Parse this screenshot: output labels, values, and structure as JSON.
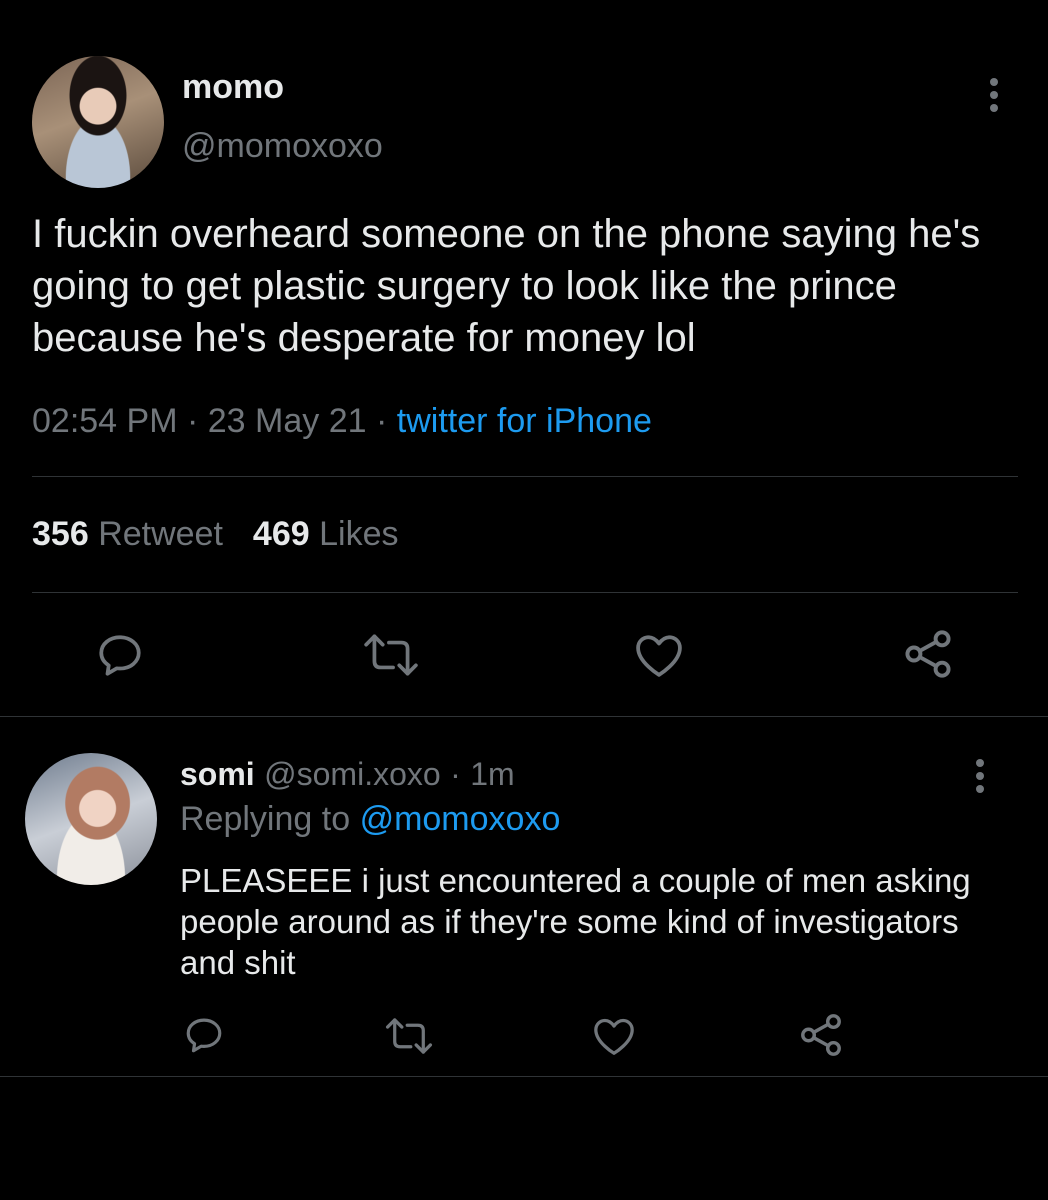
{
  "main_tweet": {
    "display_name": "momo",
    "handle": "@momoxoxo",
    "text": "I fuckin overheard someone on the phone saying he's going to get plastic surgery to look like the prince because he's desperate for money lol",
    "time": "02:54 PM",
    "date": "23 May 21",
    "source": "twitter for iPhone",
    "retweet_count": "356",
    "retweet_label": "Retweet",
    "like_count": "469",
    "like_label": "Likes"
  },
  "reply": {
    "display_name": "somi",
    "handle": "@somi.xoxo",
    "time_ago": "1m",
    "replying_label": "Replying to",
    "replying_to": "@momoxoxo",
    "text": "PLEASEEE i just encountered a couple of men asking people around as if they're some kind of investigators and shit"
  },
  "icons": {
    "more": "more-vertical-icon",
    "reply": "reply-icon",
    "retweet": "retweet-icon",
    "like": "heart-icon",
    "share": "share-icon"
  },
  "colors": {
    "background": "#000000",
    "text": "#e7e9ea",
    "secondary": "#71767b",
    "accent": "#1d9bf0",
    "divider": "#2f3336"
  }
}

* Set exercise *
Above are the records; reproduce them exactly and leave out the pictures.

* Solution *
Parse this screenshot: output labels, values, and structure as JSON.
{
  "main_tweet": {
    "display_name": "momo",
    "handle": "@momoxoxo",
    "text": "I fuckin overheard someone on the phone saying he's going to get plastic surgery to look like the prince because he's desperate for money lol",
    "time": "02:54 PM",
    "date": "23 May 21",
    "source": "twitter for iPhone",
    "retweet_count": "356",
    "retweet_label": "Retweet",
    "like_count": "469",
    "like_label": "Likes"
  },
  "reply": {
    "display_name": "somi",
    "handle": "@somi.xoxo",
    "time_ago": "1m",
    "replying_label": "Replying to",
    "replying_to": "@momoxoxo",
    "text": "PLEASEEE i just encountered a couple of men asking people around as if they're some kind of investigators and shit"
  },
  "icons": {
    "more": "more-vertical-icon",
    "reply": "reply-icon",
    "retweet": "retweet-icon",
    "like": "heart-icon",
    "share": "share-icon"
  },
  "colors": {
    "background": "#000000",
    "text": "#e7e9ea",
    "secondary": "#71767b",
    "accent": "#1d9bf0",
    "divider": "#2f3336"
  }
}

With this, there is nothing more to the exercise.